### EXERCISE REQUIREMENTS
Retype the complete listing exactly as it appears.
** start of RECORDED DATA **
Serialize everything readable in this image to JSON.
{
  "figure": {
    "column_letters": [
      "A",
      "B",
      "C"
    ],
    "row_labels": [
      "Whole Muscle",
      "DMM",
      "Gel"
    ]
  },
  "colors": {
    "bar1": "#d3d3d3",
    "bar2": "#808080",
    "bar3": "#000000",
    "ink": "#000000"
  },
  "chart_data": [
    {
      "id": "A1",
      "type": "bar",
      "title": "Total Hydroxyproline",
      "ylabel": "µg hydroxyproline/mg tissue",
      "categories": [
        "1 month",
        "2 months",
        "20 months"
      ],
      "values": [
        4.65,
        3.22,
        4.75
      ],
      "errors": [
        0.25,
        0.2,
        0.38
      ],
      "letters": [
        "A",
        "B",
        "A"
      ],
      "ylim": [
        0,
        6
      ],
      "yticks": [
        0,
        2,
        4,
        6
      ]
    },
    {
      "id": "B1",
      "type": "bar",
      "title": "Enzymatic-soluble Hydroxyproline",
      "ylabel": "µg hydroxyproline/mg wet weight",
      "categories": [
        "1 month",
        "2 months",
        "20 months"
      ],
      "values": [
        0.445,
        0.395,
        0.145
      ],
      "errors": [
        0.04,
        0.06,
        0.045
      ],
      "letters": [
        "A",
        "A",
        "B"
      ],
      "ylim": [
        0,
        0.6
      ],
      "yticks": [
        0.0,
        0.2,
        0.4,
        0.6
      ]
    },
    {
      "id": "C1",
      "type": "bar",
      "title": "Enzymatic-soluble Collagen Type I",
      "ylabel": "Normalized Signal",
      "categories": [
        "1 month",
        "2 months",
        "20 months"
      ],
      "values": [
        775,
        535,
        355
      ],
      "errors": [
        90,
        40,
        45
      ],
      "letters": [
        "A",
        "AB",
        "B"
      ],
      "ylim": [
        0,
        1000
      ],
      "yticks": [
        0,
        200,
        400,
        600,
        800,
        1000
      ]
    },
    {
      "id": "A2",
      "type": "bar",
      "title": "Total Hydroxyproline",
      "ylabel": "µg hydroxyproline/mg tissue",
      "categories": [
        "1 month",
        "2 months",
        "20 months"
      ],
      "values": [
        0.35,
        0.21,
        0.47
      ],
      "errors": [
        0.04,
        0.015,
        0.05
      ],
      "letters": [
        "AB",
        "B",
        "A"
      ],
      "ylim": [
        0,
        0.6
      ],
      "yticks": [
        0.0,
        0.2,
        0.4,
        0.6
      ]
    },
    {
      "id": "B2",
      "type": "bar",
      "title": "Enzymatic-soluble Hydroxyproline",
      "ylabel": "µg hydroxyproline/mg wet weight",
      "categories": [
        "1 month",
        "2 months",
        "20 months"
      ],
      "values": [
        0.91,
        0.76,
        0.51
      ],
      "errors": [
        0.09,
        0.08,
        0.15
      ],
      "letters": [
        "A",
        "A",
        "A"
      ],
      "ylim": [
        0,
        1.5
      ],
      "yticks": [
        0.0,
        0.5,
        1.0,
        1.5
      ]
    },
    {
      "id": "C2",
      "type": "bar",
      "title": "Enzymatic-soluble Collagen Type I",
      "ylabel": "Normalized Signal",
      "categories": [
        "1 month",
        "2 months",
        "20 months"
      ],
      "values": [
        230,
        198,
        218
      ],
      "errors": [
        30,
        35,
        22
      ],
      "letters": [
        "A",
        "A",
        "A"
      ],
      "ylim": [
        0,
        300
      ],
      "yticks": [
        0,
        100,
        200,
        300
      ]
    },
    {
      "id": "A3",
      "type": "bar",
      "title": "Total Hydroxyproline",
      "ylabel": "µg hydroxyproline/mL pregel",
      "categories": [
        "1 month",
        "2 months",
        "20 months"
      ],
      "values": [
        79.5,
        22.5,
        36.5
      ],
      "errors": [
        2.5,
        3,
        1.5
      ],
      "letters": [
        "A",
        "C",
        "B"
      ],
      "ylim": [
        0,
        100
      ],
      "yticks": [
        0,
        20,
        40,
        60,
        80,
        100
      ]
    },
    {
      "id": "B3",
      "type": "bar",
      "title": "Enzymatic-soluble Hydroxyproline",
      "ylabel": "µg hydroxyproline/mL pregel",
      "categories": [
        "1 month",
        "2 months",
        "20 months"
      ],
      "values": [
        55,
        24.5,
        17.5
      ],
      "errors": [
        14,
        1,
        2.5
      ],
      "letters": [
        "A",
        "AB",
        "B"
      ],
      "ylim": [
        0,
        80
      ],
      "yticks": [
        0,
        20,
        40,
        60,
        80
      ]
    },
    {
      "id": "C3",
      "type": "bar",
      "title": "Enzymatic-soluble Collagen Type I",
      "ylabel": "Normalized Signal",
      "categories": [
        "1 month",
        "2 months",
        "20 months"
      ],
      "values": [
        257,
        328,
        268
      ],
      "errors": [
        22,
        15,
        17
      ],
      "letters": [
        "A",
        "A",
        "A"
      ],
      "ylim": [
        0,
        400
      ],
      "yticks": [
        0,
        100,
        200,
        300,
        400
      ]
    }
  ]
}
** end of RECORDED DATA **
### SOLUTION
Serialize everything readable in this image to JSON.
{
  "figure": {
    "column_letters": [
      "A",
      "B",
      "C"
    ],
    "row_labels": [
      "Whole Muscle",
      "DMM",
      "Gel"
    ]
  },
  "colors": {
    "bar1": "#d3d3d3",
    "bar2": "#808080",
    "bar3": "#000000",
    "ink": "#000000"
  },
  "chart_data": [
    {
      "id": "A1",
      "type": "bar",
      "title": "Total Hydroxyproline",
      "ylabel": "µg hydroxyproline/mg tissue",
      "categories": [
        "1 month",
        "2 months",
        "20 months"
      ],
      "values": [
        4.65,
        3.22,
        4.75
      ],
      "errors": [
        0.25,
        0.2,
        0.38
      ],
      "letters": [
        "A",
        "B",
        "A"
      ],
      "ylim": [
        0,
        6
      ],
      "yticks": [
        0,
        2,
        4,
        6
      ]
    },
    {
      "id": "B1",
      "type": "bar",
      "title": "Enzymatic-soluble Hydroxyproline",
      "ylabel": "µg hydroxyproline/mg wet weight",
      "categories": [
        "1 month",
        "2 months",
        "20 months"
      ],
      "values": [
        0.445,
        0.395,
        0.145
      ],
      "errors": [
        0.04,
        0.06,
        0.045
      ],
      "letters": [
        "A",
        "A",
        "B"
      ],
      "ylim": [
        0,
        0.6
      ],
      "yticks": [
        0.0,
        0.2,
        0.4,
        0.6
      ]
    },
    {
      "id": "C1",
      "type": "bar",
      "title": "Enzymatic-soluble Collagen Type I",
      "ylabel": "Normalized Signal",
      "categories": [
        "1 month",
        "2 months",
        "20 months"
      ],
      "values": [
        775,
        535,
        355
      ],
      "errors": [
        90,
        40,
        45
      ],
      "letters": [
        "A",
        "AB",
        "B"
      ],
      "ylim": [
        0,
        1000
      ],
      "yticks": [
        0,
        200,
        400,
        600,
        800,
        1000
      ]
    },
    {
      "id": "A2",
      "type": "bar",
      "title": "Total Hydroxyproline",
      "ylabel": "µg hydroxyproline/mg tissue",
      "categories": [
        "1 month",
        "2 months",
        "20 months"
      ],
      "values": [
        0.35,
        0.21,
        0.47
      ],
      "errors": [
        0.04,
        0.015,
        0.05
      ],
      "letters": [
        "AB",
        "B",
        "A"
      ],
      "ylim": [
        0,
        0.6
      ],
      "yticks": [
        0.0,
        0.2,
        0.4,
        0.6
      ]
    },
    {
      "id": "B2",
      "type": "bar",
      "title": "Enzymatic-soluble Hydroxyproline",
      "ylabel": "µg hydroxyproline/mg wet weight",
      "categories": [
        "1 month",
        "2 months",
        "20 months"
      ],
      "values": [
        0.91,
        0.76,
        0.51
      ],
      "errors": [
        0.09,
        0.08,
        0.15
      ],
      "letters": [
        "A",
        "A",
        "A"
      ],
      "ylim": [
        0,
        1.5
      ],
      "yticks": [
        0.0,
        0.5,
        1.0,
        1.5
      ]
    },
    {
      "id": "C2",
      "type": "bar",
      "title": "Enzymatic-soluble Collagen Type I",
      "ylabel": "Normalized Signal",
      "categories": [
        "1 month",
        "2 months",
        "20 months"
      ],
      "values": [
        230,
        198,
        218
      ],
      "errors": [
        30,
        35,
        22
      ],
      "letters": [
        "A",
        "A",
        "A"
      ],
      "ylim": [
        0,
        300
      ],
      "yticks": [
        0,
        100,
        200,
        300
      ]
    },
    {
      "id": "A3",
      "type": "bar",
      "title": "Total Hydroxyproline",
      "ylabel": "µg hydroxyproline/mL pregel",
      "categories": [
        "1 month",
        "2 months",
        "20 months"
      ],
      "values": [
        79.5,
        22.5,
        36.5
      ],
      "errors": [
        2.5,
        3,
        1.5
      ],
      "letters": [
        "A",
        "C",
        "B"
      ],
      "ylim": [
        0,
        100
      ],
      "yticks": [
        0,
        20,
        40,
        60,
        80,
        100
      ]
    },
    {
      "id": "B3",
      "type": "bar",
      "title": "Enzymatic-soluble Hydroxyproline",
      "ylabel": "µg hydroxyproline/mL pregel",
      "categories": [
        "1 month",
        "2 months",
        "20 months"
      ],
      "values": [
        55,
        24.5,
        17.5
      ],
      "errors": [
        14,
        1,
        2.5
      ],
      "letters": [
        "A",
        "AB",
        "B"
      ],
      "ylim": [
        0,
        80
      ],
      "yticks": [
        0,
        20,
        40,
        60,
        80
      ]
    },
    {
      "id": "C3",
      "type": "bar",
      "title": "Enzymatic-soluble Collagen Type I",
      "ylabel": "Normalized Signal",
      "categories": [
        "1 month",
        "2 months",
        "20 months"
      ],
      "values": [
        257,
        328,
        268
      ],
      "errors": [
        22,
        15,
        17
      ],
      "letters": [
        "A",
        "A",
        "A"
      ],
      "ylim": [
        0,
        400
      ],
      "yticks": [
        0,
        100,
        200,
        300,
        400
      ]
    }
  ]
}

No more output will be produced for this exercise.